▶ TASK DIRECTIONS
From the listing, collect all lines containing the word "December".
# # # #
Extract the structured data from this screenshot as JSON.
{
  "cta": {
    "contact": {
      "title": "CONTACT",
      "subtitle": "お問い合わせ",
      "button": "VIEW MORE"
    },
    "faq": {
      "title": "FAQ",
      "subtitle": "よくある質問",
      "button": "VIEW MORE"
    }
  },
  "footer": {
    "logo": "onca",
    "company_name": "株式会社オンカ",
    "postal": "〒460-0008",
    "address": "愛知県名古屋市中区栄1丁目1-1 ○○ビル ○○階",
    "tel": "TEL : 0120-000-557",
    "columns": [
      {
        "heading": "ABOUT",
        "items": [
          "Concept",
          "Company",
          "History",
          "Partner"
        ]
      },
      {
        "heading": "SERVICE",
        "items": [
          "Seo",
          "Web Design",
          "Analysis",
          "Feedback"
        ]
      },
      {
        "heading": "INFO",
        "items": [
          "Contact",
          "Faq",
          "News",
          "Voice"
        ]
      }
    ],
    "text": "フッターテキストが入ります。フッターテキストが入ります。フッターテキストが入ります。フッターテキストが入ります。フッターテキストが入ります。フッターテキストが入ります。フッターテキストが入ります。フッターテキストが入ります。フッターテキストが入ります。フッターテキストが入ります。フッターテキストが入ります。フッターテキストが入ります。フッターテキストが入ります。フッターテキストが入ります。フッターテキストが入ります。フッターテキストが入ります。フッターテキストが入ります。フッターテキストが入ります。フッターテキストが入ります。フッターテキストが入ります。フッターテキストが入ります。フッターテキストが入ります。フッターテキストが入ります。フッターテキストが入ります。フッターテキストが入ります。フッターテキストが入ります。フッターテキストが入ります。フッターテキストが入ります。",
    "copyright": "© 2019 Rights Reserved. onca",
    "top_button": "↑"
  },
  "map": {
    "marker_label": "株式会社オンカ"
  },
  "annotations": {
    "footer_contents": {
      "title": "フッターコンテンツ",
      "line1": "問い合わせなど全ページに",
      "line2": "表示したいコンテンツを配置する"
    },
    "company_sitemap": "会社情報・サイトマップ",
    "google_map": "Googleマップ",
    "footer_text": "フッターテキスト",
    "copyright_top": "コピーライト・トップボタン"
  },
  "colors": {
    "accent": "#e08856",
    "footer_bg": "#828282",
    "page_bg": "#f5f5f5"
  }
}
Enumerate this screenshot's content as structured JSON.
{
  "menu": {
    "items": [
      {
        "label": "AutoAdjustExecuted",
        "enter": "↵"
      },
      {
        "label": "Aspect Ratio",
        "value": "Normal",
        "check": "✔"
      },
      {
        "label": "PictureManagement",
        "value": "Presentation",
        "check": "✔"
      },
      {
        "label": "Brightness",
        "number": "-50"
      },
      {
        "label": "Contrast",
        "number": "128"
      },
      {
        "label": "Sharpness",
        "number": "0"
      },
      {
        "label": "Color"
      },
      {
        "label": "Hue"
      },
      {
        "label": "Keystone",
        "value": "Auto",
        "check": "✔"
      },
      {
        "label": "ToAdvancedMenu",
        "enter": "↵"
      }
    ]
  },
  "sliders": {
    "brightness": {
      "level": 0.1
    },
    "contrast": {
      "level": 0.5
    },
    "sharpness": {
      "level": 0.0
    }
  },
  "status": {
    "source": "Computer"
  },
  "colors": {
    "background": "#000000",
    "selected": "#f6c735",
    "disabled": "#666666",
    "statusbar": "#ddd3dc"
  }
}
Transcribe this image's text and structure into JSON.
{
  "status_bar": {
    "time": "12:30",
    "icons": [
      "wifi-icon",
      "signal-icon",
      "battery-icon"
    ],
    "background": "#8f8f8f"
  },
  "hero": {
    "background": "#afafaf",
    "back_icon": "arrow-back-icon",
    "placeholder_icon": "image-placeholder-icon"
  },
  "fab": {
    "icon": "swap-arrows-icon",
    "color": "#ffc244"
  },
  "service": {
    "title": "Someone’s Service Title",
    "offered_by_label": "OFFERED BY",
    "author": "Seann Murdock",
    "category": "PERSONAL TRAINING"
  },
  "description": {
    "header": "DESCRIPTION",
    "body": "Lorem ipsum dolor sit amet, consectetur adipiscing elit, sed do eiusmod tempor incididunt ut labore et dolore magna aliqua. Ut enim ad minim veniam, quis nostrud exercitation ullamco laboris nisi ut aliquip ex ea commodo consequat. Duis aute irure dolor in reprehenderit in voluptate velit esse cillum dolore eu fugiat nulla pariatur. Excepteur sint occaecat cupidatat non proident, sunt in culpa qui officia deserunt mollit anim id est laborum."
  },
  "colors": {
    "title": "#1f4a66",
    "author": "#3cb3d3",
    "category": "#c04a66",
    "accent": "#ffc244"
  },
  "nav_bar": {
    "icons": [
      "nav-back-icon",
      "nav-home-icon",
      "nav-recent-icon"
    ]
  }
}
# # # #
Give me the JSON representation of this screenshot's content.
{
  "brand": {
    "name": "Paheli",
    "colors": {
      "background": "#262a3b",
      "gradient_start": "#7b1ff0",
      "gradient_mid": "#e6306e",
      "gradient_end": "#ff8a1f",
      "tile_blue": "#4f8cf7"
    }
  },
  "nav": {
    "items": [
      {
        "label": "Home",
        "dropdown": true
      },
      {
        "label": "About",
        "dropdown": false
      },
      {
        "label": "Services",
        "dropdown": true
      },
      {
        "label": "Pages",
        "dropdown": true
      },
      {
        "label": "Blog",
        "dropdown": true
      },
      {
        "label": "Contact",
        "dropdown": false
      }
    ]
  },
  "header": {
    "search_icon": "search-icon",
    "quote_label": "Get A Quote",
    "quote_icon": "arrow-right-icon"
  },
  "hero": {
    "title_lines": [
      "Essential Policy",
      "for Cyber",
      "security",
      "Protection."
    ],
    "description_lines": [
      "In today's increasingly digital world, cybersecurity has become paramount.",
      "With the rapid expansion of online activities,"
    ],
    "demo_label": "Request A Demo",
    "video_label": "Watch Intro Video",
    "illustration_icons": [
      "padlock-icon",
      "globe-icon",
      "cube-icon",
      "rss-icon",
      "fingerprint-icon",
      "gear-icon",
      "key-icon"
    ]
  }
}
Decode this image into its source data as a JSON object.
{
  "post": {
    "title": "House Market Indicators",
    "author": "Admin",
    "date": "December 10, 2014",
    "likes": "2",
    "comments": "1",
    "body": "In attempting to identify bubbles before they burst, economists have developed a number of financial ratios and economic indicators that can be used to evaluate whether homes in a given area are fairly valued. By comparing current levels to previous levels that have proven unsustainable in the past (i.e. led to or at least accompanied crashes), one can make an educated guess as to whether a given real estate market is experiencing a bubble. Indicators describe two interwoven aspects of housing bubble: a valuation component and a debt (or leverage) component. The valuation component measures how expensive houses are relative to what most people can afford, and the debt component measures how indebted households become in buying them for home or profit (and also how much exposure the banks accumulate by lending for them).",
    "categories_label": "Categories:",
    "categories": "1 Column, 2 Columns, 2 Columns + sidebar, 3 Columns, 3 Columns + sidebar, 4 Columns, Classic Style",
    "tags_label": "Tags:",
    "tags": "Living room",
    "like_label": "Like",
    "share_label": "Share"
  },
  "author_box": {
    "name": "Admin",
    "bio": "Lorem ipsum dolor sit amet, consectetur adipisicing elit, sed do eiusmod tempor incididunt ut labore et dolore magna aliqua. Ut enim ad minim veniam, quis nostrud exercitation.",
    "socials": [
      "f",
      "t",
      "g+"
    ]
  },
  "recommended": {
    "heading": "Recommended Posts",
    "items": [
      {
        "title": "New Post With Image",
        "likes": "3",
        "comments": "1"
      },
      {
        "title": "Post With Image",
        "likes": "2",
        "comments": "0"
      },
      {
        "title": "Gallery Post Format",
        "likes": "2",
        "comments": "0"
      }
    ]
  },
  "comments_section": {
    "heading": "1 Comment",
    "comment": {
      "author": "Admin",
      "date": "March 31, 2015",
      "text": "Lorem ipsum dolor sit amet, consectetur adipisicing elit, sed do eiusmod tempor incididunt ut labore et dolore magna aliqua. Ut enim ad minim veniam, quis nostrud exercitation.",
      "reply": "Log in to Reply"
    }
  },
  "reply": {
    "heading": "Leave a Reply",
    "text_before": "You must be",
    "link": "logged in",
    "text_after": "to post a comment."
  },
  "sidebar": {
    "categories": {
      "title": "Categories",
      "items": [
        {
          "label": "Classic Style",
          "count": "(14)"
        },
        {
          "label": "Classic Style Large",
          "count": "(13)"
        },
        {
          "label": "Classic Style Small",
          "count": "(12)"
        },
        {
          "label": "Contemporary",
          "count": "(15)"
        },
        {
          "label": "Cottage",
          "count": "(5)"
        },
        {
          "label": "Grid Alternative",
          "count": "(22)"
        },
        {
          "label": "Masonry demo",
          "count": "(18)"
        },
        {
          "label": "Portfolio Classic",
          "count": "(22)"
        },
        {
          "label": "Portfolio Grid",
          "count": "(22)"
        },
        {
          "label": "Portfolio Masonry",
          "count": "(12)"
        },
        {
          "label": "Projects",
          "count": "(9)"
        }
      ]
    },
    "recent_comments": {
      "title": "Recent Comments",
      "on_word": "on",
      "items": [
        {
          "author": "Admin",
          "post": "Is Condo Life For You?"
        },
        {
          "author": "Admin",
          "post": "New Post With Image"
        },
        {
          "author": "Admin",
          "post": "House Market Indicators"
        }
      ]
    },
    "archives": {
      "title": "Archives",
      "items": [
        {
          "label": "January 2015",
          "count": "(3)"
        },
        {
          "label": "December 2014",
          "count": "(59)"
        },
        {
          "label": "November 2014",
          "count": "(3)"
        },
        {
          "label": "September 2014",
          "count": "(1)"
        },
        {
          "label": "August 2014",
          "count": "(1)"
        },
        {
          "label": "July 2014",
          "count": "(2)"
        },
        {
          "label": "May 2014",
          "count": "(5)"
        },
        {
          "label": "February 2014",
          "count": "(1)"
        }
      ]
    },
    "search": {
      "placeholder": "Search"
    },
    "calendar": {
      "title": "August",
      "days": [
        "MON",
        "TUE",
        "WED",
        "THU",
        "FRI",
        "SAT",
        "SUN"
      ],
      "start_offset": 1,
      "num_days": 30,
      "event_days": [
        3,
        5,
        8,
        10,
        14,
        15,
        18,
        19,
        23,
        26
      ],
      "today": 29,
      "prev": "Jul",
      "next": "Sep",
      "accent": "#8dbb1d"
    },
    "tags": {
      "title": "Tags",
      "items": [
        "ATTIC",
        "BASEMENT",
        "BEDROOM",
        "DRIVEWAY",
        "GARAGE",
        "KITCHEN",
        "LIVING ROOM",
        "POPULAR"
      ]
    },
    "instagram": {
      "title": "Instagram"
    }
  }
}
# # # #
▶ EXERCISE RESPONSE
    "date": "December 10, 2014",
          "label": "December 2014",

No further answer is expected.